### Short task
Check each line of the data below for the word "conditioning", then extract the ones that have it.

....

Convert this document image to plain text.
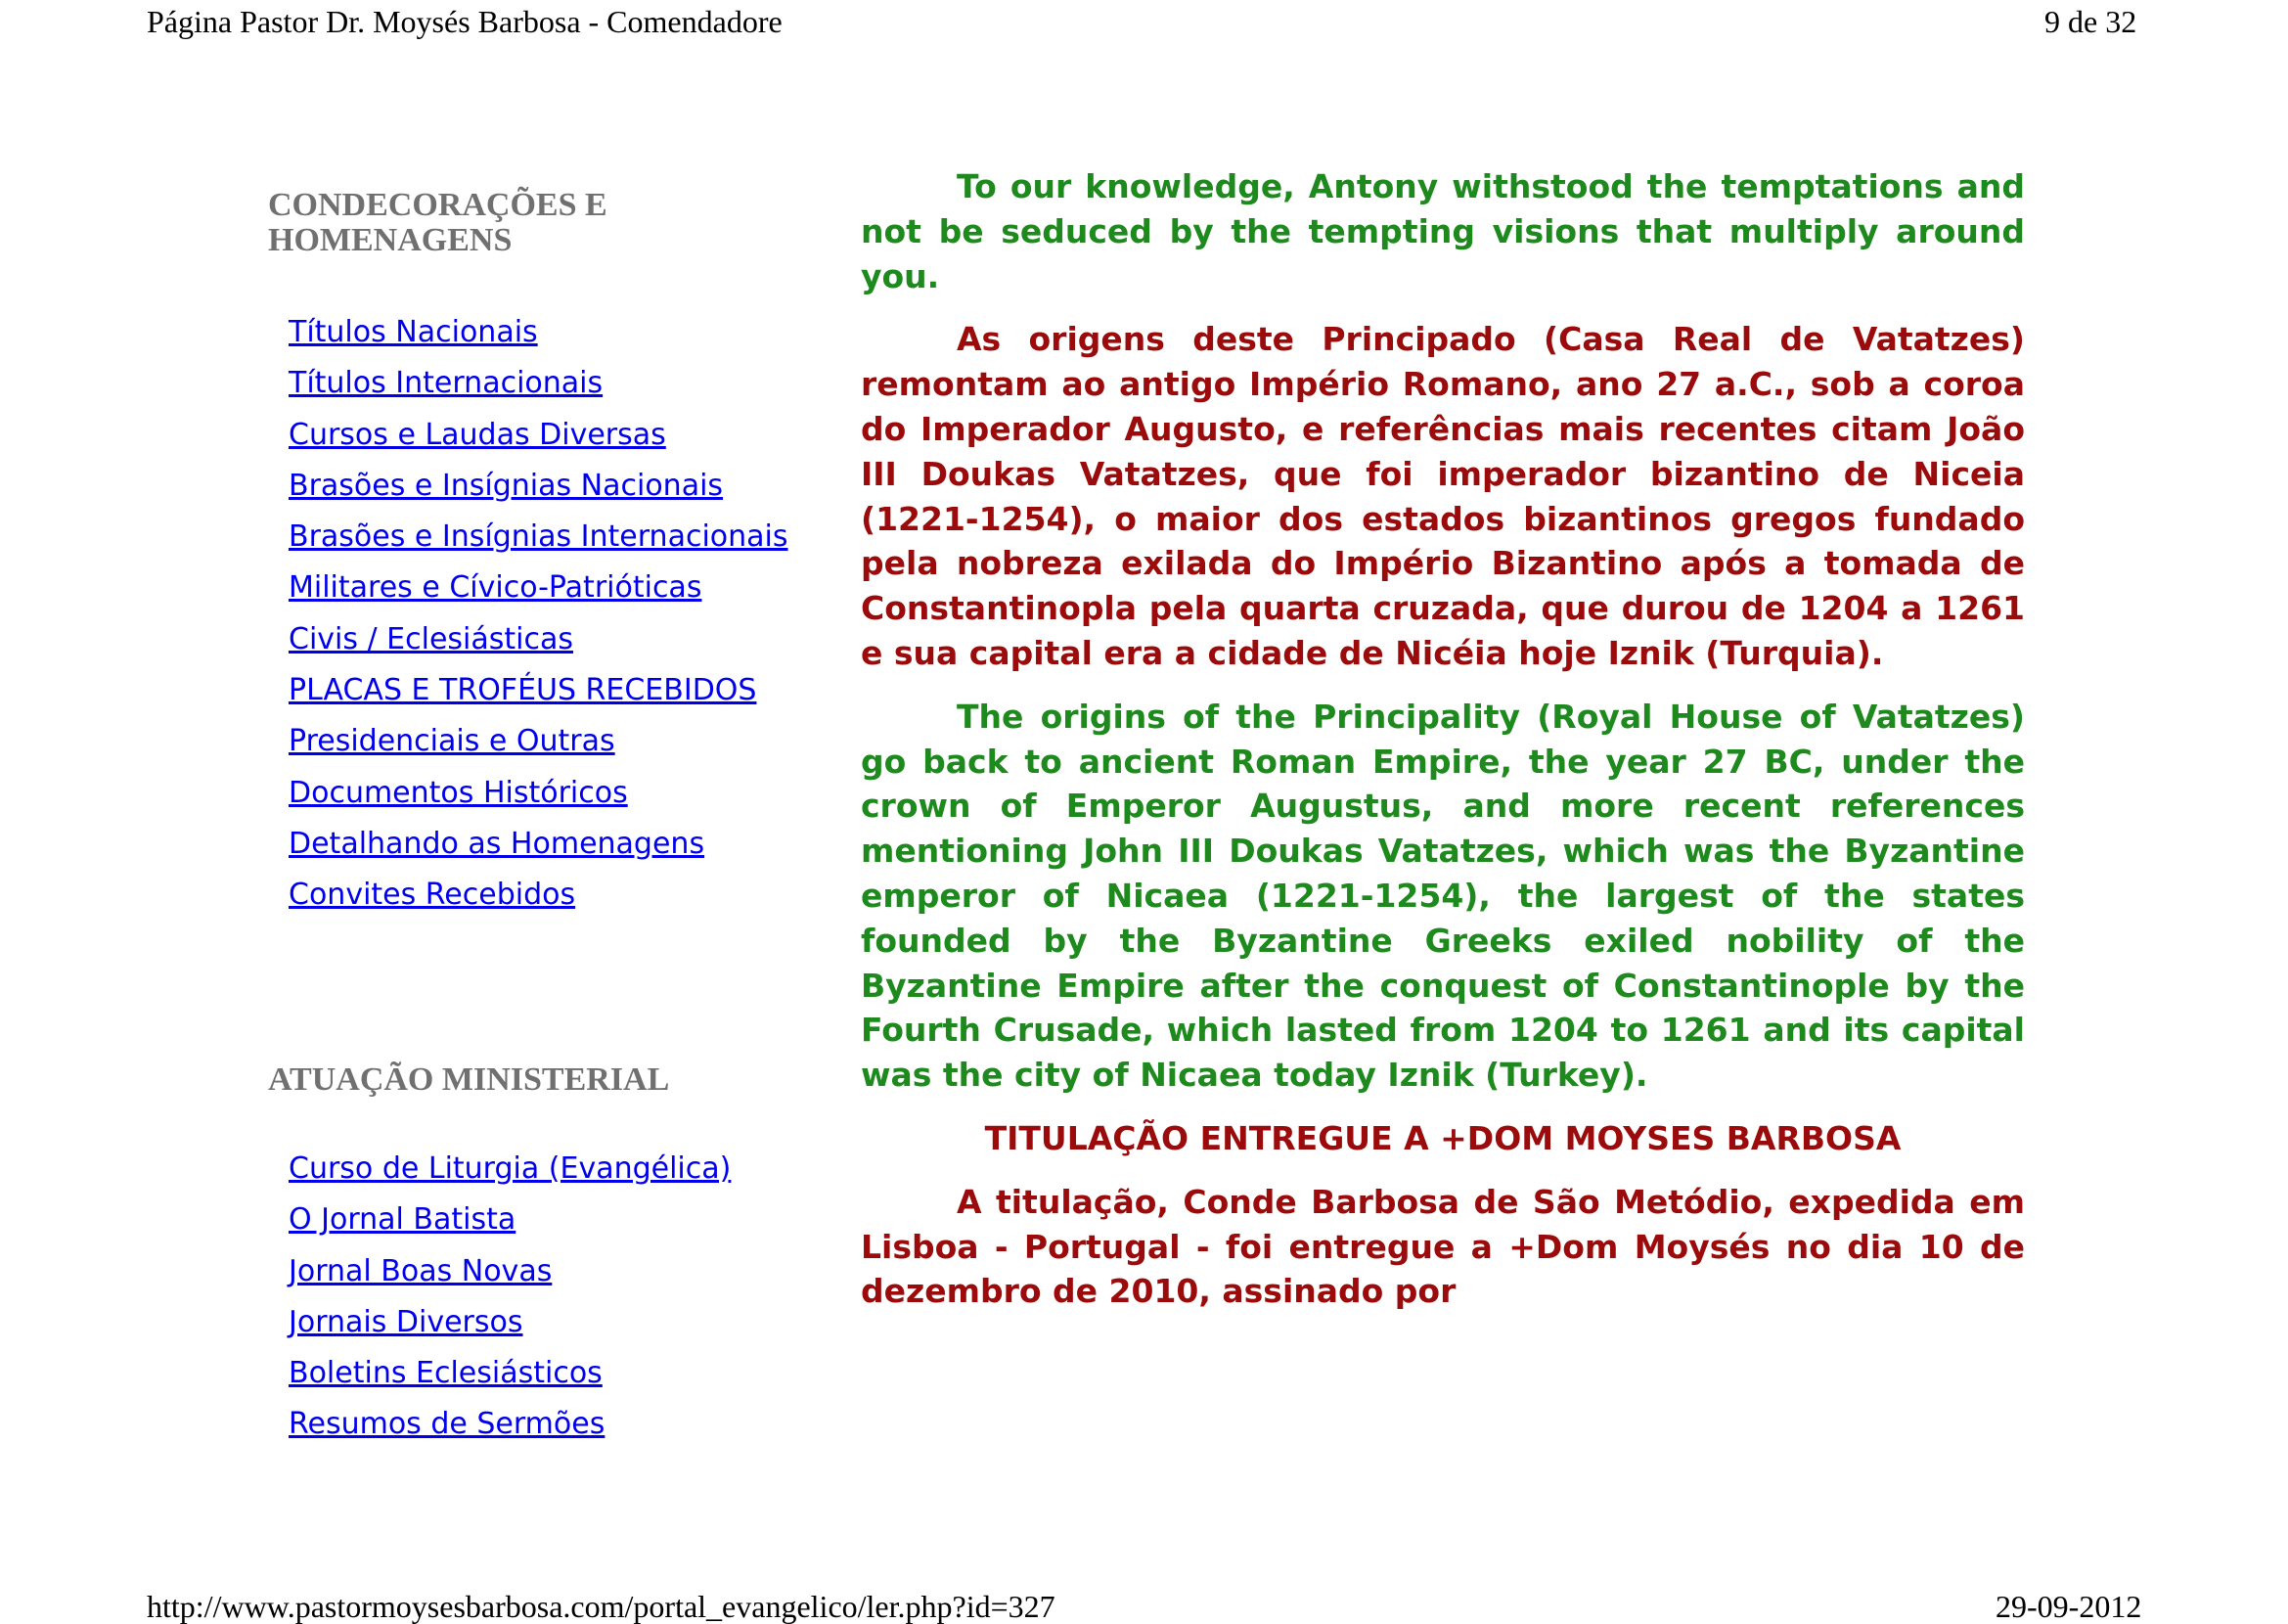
Página Pastor Dr. Moysés Barbosa - Comendadore	9 de 32
CONDECORAÇÕES E
HOMENAGENS
Títulos Nacionais
Títulos Internacionais
Cursos e Laudas Diversas
Brasões e Insígnias Nacionais
Brasões e Insígnias Internacionais
Militares e Cívico-Patrióticas
Civis / Eclesiásticas
PLACAS E TROFÉUS RECEBIDOS
Presidenciais e Outras
Documentos Históricos
Detalhando as Homenagens
Convites Recebidos
ATUAÇÃO MINISTERIAL
Curso de Liturgia (Evangélica)
O Jornal Batista
Jornal Boas Novas
Jornais Diversos
Boletins Eclesiásticos
Resumos de Sermões

To our knowledge, Antony withstood the temptations and not be seduced by the tempting visions that multiply around you.

As origens deste Principado (Casa Real de Vatatzes) remontam ao antigo Império Romano, ano 27 a.C., sob a coroa do Imperador Augusto, e referências mais recentes citam João III Doukas Vatatzes, que foi imperador bizantino de Niceia (1221-1254), o maior dos estados bizantinos gregos fundado pela nobreza exilada do Império Bizantino após a tomada de Constantinopla pela quarta cruzada, que durou de 1204 a 1261 e sua capital era a cidade de Nicéia hoje Iznik (Turquia).

The origins of the Principality (Royal House of Vatatzes) go back to ancient Roman Empire, the year 27 BC, under the crown of Emperor Augustus, and more recent references mentioning John III Doukas Vatatzes, which was the Byzantine emperor of Nicaea (1221-1254), the largest of the states founded by the Byzantine Greeks exiled nobility of the Byzantine Empire after the conquest of Constantinople by the Fourth Crusade, which lasted from 1204 to 1261 and its capital was the city of Nicaea today Iznik (Turkey).

TITULAÇÃO ENTREGUE A +DOM MOYSES BARBOSA

A titulação, Conde Barbosa de São Metódio, expedida em Lisboa - Portugal - foi entregue a +Dom Moysés no dia 10 de dezembro de 2010, assinado por

http://www.pastormoysesbarbosa.com/portal_evangelico/ler.php?id=327	29-09-2012
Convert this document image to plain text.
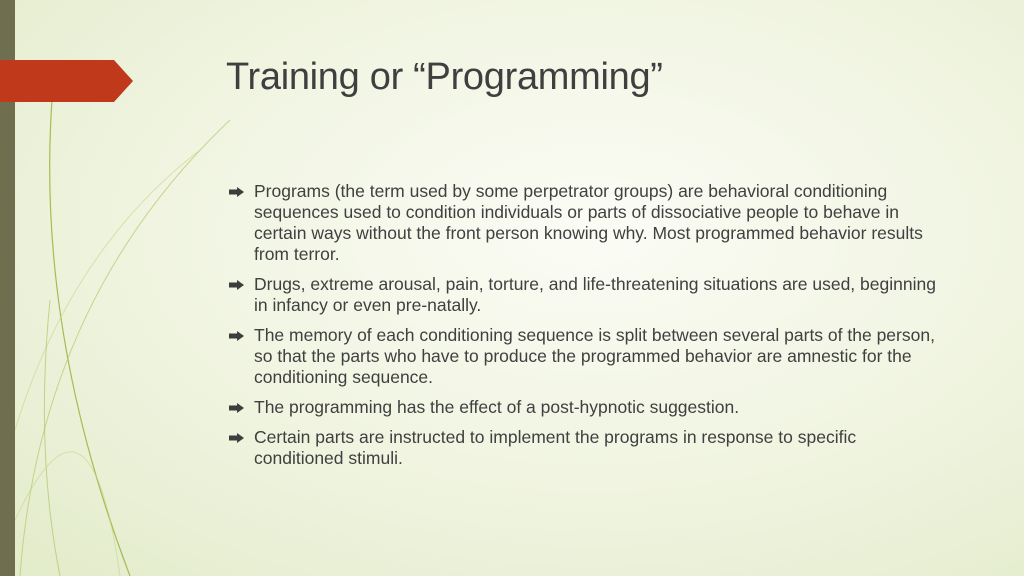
Training or “Programming”
Programs (the term used by some perpetrator groups) are behavioral conditioning sequences used to condition individuals or parts of dissociative people to behave in certain ways without the front person knowing why. Most programmed behavior results from terror.
Drugs, extreme arousal, pain, torture, and life-threatening situations are used, beginning in infancy or even pre-natally.
The memory of each conditioning sequence is split between several parts of the person, so that the parts who have to produce the programmed behavior are amnestic for the conditioning sequence.
The programming has the effect of a post-hypnotic suggestion.
Certain parts are instructed to implement the programs in response to specific conditioned stimuli.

....

### Full response
Programs (the term used by some perpetrator groups) are behavioral conditioning sequences used to condition individuals or parts of dissociative people to behave in certain ways without the front person knowing why. Most programmed behavior results from terror.
The memory of each conditioning sequence is split between several parts of the person, so that the parts who have to produce the programmed behavior are amnestic for the conditioning sequence.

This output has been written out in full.